Given data
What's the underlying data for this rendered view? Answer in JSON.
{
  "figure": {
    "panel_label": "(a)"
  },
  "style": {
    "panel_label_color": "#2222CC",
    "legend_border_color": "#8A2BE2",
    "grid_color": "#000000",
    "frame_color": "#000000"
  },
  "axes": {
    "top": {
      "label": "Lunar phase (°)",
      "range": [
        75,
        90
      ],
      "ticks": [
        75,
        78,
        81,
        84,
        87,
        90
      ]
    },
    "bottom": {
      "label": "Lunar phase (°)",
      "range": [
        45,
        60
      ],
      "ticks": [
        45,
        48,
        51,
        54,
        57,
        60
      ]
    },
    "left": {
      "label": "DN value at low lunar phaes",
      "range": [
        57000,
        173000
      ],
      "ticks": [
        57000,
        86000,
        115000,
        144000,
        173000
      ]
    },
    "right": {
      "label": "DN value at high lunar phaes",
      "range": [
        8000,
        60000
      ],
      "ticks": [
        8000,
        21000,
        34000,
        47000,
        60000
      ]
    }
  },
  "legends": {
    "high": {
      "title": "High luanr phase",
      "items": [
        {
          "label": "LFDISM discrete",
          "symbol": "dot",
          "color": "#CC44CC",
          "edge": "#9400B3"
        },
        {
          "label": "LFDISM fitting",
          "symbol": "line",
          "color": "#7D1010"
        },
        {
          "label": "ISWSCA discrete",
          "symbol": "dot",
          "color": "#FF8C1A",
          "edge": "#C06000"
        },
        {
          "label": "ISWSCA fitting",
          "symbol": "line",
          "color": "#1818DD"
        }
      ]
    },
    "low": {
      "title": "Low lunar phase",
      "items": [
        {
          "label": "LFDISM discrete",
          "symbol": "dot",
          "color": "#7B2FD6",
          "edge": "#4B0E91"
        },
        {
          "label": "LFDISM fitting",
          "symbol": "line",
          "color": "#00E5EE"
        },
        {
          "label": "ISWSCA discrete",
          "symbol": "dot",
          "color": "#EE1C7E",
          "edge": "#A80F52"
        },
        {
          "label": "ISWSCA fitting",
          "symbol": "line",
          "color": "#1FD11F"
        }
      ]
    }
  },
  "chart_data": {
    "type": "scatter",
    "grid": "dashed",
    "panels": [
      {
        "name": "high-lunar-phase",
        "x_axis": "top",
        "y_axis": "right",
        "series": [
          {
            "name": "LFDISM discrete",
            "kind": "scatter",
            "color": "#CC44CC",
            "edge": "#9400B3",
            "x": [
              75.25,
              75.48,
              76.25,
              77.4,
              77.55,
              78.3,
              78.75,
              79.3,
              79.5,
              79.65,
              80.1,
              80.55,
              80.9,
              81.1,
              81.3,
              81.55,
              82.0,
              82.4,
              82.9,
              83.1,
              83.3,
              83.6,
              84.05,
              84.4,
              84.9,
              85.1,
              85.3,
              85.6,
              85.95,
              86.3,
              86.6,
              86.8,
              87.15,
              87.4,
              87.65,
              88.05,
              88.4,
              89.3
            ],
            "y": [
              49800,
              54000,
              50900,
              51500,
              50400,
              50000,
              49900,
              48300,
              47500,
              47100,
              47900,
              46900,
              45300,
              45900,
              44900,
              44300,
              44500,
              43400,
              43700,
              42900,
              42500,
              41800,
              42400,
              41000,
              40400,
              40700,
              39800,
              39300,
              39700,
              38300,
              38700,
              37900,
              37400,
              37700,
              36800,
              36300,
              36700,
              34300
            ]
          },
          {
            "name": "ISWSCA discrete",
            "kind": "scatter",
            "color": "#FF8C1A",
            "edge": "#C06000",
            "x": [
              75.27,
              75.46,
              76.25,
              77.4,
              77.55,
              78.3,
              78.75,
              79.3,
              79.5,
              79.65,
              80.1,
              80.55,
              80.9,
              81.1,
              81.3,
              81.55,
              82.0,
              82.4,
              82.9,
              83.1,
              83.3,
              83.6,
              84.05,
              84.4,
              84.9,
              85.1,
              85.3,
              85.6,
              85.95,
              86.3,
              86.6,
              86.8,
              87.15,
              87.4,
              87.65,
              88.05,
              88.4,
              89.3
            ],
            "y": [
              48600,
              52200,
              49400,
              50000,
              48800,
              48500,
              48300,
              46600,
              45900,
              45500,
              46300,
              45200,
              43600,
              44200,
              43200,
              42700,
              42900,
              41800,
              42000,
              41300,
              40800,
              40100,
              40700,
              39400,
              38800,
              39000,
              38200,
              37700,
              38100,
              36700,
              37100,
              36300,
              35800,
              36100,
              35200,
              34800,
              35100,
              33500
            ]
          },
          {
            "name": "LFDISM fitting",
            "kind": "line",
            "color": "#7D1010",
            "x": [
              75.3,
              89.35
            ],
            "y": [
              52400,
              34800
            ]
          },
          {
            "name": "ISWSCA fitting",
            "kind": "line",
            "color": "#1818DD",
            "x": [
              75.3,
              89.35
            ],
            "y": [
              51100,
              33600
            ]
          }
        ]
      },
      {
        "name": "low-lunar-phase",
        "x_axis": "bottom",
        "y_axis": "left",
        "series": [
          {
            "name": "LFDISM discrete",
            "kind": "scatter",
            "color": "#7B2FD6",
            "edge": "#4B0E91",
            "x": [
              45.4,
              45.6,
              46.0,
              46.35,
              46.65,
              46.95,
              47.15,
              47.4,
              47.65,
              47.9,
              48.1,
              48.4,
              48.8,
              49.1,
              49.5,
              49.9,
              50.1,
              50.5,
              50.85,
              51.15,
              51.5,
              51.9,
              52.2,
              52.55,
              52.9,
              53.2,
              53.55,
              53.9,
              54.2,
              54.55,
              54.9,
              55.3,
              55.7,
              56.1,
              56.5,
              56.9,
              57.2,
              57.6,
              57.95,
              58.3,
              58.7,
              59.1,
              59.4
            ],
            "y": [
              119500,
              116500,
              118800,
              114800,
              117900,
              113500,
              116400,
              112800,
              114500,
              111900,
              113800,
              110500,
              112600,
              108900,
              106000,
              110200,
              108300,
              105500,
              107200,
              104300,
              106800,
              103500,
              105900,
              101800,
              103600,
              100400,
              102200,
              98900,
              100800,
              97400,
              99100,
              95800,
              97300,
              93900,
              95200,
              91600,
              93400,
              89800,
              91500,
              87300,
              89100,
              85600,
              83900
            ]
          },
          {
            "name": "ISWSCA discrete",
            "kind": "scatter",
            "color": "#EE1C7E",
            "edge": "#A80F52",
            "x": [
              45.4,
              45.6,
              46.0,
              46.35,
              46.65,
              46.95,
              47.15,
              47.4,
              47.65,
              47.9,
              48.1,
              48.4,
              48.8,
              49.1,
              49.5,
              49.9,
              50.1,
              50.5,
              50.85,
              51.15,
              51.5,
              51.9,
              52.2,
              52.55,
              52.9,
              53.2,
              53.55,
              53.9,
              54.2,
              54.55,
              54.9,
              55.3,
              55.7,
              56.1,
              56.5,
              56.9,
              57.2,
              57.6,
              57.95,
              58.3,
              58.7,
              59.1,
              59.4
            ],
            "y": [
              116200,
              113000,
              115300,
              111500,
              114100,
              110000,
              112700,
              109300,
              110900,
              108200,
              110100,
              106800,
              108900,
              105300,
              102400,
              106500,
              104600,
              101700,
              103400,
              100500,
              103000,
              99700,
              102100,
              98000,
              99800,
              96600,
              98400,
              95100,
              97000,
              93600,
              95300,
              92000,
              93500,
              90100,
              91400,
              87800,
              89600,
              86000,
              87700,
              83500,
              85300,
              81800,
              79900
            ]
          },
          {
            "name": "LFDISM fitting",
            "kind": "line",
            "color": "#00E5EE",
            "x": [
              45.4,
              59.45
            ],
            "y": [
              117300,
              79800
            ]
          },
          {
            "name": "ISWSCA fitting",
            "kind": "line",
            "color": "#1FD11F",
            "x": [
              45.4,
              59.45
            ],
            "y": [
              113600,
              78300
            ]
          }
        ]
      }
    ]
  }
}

Problem statement
Locate all lines in the listing above with the word "phaes" and copy them.

Final result
      "label": "DN value at low lunar phaes",
      "label": "DN value at high lunar phaes",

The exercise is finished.